▶ Exercise: Copy, from the entries below, each line where the word "text" can be found.

Stored entries
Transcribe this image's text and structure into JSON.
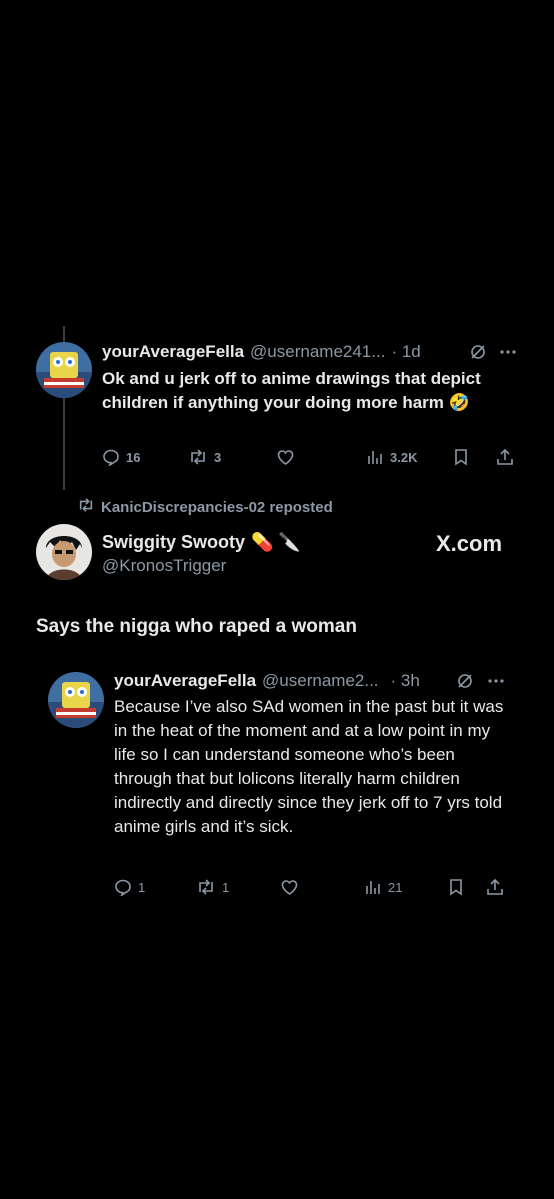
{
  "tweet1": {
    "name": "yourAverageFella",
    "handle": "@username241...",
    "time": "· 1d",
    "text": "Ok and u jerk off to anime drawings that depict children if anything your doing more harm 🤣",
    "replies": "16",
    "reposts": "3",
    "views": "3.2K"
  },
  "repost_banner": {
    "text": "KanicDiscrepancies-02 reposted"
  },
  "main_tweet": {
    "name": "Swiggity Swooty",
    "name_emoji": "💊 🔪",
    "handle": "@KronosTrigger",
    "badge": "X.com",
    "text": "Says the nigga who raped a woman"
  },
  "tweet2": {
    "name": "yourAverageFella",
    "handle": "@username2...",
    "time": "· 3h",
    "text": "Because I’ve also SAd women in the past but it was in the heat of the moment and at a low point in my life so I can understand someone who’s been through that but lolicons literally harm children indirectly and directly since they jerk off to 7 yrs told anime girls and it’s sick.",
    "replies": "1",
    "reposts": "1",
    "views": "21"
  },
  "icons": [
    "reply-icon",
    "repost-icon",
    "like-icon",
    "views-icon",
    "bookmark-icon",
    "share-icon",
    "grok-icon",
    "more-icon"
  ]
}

▶ The completed task:
Transcribe this image's text and structure into JSON.
    "text": "Ok and u jerk off to anime drawings that depict children if anything your doing more harm 🤣",
    "text": "KanicDiscrepancies-02 reposted"
    "text": "Says the nigga who raped a woman"
    "text": "Because I’ve also SAd women in the past but it was in the heat of the moment and at a low point in my life so I can understand someone who’s been through that but lolicons literally harm children indirectly and directly since they jerk off to 7 yrs told anime girls and it’s sick.",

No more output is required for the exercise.